In the entries below, identify every line with the string "constructed" and copy it.

=== Data for this exercise ===
┌──
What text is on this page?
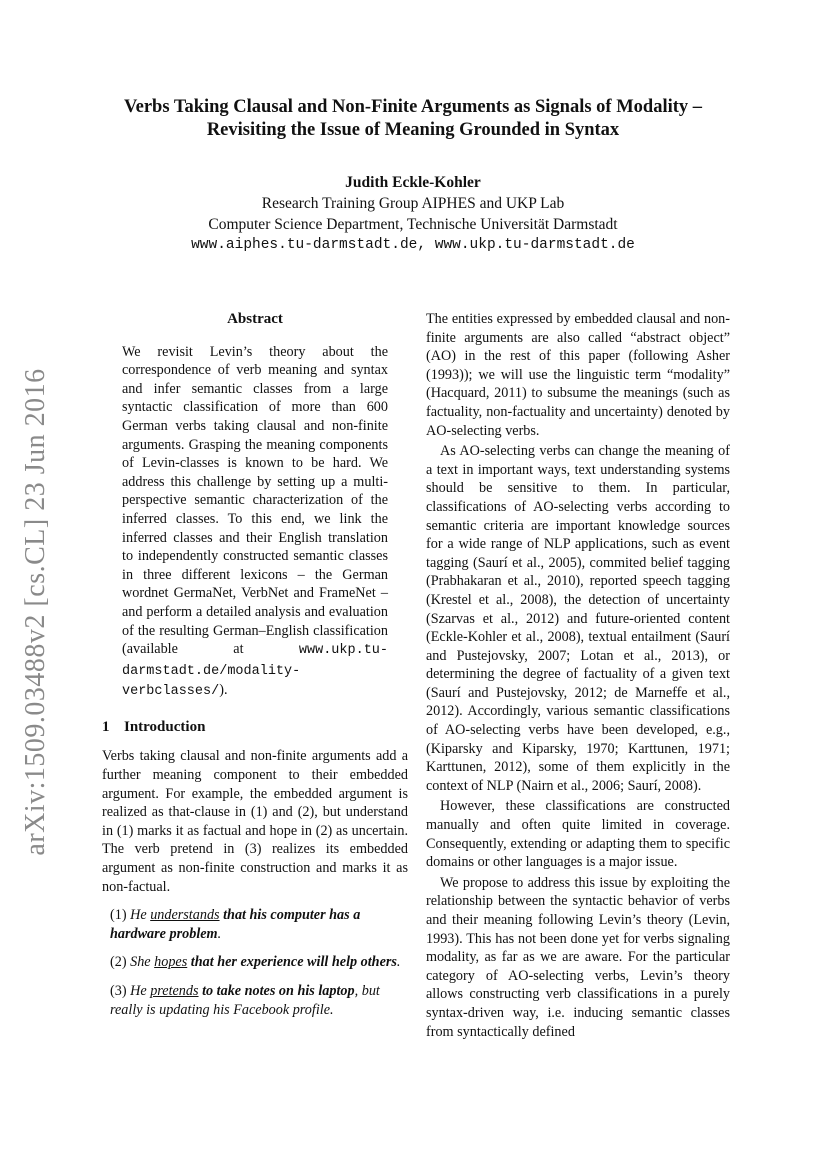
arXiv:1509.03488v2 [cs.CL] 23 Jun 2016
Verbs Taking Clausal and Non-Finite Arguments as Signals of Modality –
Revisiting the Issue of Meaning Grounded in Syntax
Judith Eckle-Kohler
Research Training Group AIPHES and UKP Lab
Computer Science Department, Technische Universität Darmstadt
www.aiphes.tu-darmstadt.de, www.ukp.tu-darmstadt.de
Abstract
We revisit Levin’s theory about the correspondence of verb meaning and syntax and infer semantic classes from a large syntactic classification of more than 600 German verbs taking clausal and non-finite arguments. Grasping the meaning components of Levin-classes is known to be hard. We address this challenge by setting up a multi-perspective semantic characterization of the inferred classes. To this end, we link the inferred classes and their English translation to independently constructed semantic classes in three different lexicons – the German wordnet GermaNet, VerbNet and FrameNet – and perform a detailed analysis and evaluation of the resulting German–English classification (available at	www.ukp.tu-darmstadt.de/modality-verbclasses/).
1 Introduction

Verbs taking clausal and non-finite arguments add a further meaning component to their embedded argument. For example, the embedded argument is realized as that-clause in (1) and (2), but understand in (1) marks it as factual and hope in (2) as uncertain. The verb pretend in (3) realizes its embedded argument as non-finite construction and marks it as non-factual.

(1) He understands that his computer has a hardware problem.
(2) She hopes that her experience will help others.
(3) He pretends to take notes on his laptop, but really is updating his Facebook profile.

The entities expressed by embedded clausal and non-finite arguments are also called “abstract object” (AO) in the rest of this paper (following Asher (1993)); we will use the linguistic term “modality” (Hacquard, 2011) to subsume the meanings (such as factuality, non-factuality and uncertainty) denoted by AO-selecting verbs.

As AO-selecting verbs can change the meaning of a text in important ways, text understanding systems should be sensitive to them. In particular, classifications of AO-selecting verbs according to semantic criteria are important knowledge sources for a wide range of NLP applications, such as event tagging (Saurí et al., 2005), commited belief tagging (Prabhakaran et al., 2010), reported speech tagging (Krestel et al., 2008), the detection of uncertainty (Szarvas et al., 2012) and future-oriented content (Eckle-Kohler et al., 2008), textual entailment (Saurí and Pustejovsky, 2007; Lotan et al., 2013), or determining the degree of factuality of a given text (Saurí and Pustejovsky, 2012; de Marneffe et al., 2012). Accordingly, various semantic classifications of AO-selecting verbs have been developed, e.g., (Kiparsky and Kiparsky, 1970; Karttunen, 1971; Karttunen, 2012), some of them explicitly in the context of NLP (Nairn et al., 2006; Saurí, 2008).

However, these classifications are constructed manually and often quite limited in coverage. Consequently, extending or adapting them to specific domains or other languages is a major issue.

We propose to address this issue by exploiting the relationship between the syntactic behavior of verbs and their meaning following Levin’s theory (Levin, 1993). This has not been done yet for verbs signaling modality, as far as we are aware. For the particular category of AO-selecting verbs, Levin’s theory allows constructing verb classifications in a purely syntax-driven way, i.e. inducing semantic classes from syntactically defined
└──
┌──
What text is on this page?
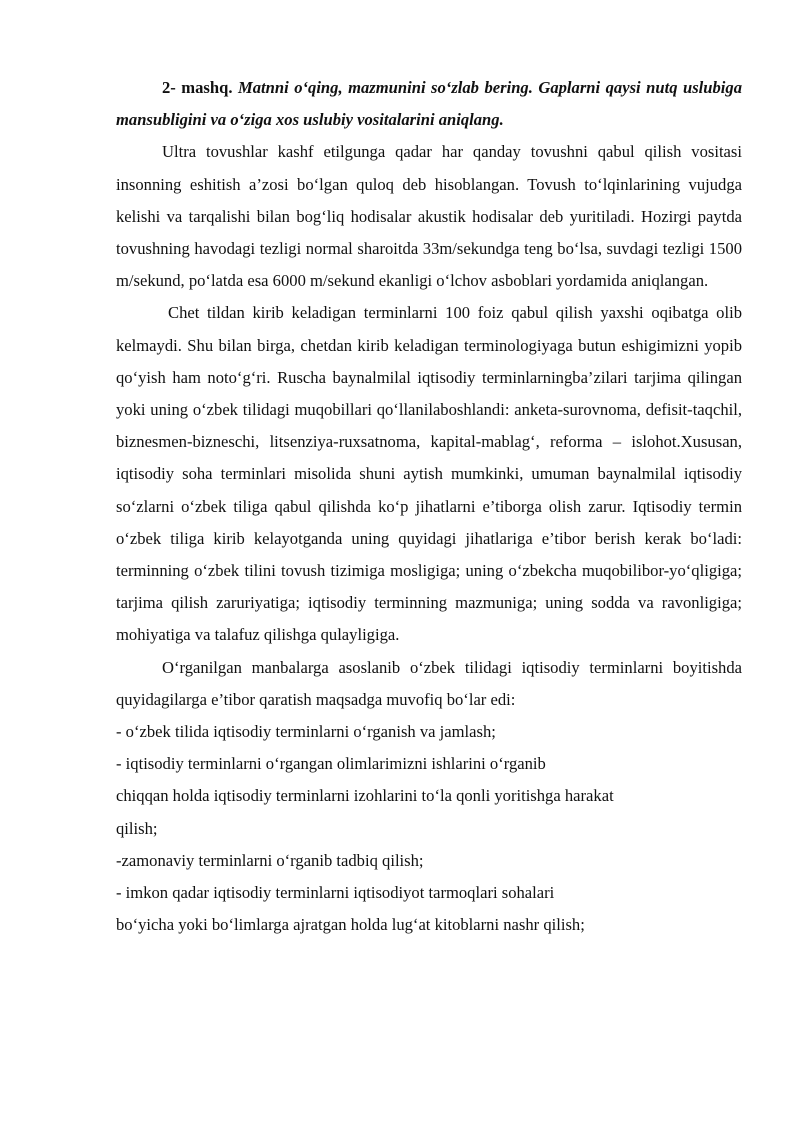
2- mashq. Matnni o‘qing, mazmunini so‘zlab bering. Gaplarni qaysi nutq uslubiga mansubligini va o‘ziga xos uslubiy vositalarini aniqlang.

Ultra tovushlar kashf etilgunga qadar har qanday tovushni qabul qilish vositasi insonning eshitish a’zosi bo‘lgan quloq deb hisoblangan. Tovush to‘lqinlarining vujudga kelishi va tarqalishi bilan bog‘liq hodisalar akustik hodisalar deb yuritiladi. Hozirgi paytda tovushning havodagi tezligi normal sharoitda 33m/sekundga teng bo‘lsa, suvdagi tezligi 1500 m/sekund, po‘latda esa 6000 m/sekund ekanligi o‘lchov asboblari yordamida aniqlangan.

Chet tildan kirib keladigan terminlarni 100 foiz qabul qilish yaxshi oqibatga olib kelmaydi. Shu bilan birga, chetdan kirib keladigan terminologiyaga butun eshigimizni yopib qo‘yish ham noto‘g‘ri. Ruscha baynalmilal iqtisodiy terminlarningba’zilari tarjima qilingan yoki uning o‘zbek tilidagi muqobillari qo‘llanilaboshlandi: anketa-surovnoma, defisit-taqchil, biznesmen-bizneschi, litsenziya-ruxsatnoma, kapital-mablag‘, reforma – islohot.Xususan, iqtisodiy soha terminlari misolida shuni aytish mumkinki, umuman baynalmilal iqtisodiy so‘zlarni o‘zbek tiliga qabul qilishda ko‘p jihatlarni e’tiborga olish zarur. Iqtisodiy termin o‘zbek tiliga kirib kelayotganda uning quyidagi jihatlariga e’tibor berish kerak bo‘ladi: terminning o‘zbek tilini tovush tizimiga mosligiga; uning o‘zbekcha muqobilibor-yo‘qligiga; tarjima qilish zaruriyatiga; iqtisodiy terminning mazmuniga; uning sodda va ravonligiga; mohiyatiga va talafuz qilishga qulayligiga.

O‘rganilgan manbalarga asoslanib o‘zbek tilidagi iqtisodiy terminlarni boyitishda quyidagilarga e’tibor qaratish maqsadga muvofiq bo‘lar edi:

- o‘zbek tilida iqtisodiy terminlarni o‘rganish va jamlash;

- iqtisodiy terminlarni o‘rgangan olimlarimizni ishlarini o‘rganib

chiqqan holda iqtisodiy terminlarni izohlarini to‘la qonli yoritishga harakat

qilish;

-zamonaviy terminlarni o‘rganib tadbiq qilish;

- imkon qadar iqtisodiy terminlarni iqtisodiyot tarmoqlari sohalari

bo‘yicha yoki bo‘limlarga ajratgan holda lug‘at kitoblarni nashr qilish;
└──
┌──
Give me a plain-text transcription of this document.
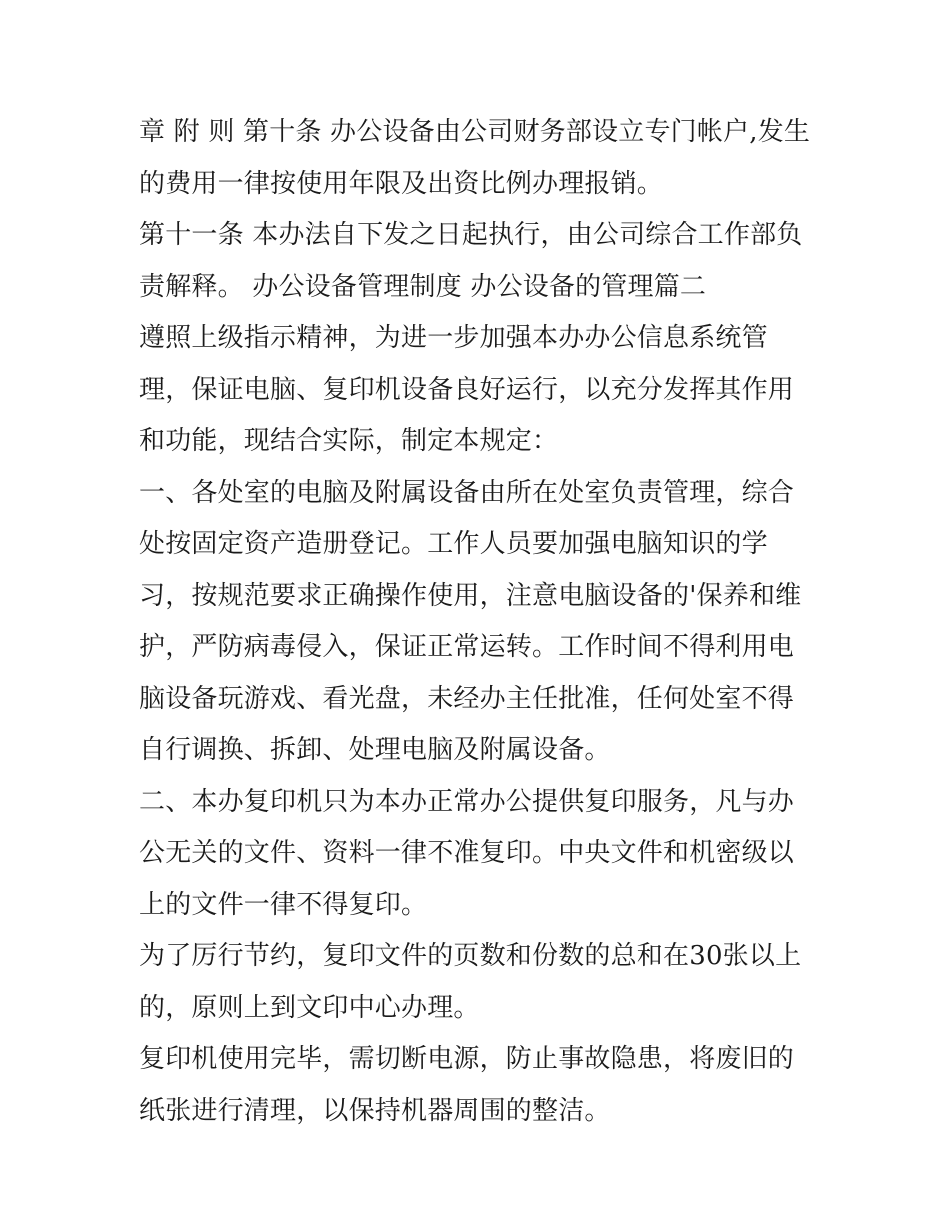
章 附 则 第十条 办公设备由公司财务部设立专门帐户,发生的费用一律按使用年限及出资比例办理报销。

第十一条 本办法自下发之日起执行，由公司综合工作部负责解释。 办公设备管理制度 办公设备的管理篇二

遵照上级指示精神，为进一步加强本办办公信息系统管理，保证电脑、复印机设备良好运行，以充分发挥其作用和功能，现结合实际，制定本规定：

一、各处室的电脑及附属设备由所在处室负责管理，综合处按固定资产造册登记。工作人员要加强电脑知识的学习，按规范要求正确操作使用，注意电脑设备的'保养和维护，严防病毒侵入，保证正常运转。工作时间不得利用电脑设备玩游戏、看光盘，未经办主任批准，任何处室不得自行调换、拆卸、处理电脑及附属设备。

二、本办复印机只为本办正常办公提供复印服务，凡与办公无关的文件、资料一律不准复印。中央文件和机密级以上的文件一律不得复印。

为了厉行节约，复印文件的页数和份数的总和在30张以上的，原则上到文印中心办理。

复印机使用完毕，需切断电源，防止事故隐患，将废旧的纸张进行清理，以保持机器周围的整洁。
└──
=== Output below ===
We revisit Levin’s theory about the correspondence of verb meaning and syntax and infer semantic classes from a large syntactic classification of more than 600 German verbs taking clausal and non-finite arguments. Grasping the meaning components of Levin-classes is known to be hard. We address this challenge by setting up a multi-perspective semantic characterization of the inferred classes. To this end, we link the inferred classes and their English translation to independently constructed semantic classes in three different lexicons – the German wordnet GermaNet, VerbNet and FrameNet – and perform a detailed analysis and evaluation of the resulting German–English classification (available at	www.ukp.tu-darmstadt.de/modality-verbclasses/).
However, these classifications are constructed manually and often quite limited in coverage. Consequently, extending or adapting them to specific domains or other languages is a major issue.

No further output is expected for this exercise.